» ASSIGNED TASK:
If a line in the records below contains the word "median", copy it.

» RECORDS SUPPLIED:
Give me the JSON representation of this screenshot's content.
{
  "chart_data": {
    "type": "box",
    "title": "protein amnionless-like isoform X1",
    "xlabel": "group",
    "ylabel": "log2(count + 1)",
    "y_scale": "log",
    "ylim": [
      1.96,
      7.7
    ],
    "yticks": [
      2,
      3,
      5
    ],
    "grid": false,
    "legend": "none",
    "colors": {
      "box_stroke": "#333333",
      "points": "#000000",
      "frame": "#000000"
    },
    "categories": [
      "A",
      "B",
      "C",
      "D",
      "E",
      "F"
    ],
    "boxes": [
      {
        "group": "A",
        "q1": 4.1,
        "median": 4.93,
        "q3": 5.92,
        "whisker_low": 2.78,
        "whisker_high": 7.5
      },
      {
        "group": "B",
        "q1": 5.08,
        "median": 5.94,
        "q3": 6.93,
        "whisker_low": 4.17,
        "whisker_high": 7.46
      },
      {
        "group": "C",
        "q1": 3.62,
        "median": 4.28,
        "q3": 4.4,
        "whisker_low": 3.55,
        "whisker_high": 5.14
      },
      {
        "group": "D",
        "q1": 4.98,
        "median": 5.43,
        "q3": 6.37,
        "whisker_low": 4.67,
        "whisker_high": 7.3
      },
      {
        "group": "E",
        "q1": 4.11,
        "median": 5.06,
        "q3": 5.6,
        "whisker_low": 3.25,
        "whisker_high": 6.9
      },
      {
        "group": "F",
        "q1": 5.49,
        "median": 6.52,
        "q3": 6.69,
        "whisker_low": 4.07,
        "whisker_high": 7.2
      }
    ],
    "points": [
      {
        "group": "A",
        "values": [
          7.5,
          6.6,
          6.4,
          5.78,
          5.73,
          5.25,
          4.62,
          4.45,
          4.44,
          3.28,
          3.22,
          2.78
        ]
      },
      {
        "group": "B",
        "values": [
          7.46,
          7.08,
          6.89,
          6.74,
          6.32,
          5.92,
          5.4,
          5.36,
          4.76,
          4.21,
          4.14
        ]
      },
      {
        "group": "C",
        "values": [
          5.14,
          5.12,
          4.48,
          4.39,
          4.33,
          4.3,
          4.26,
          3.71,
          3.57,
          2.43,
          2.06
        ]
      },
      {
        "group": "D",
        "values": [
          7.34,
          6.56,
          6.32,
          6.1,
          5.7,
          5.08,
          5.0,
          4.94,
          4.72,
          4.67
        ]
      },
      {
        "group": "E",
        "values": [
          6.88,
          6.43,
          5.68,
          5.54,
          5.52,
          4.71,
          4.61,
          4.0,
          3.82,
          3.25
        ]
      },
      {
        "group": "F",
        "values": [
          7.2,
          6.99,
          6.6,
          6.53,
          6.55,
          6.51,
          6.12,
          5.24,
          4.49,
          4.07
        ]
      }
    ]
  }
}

» ANSWER SPACE:
        "median": 4.93,
        "median": 5.94,
        "median": 4.28,
        "median": 5.43,
        "median": 5.06,
        "median": 6.52,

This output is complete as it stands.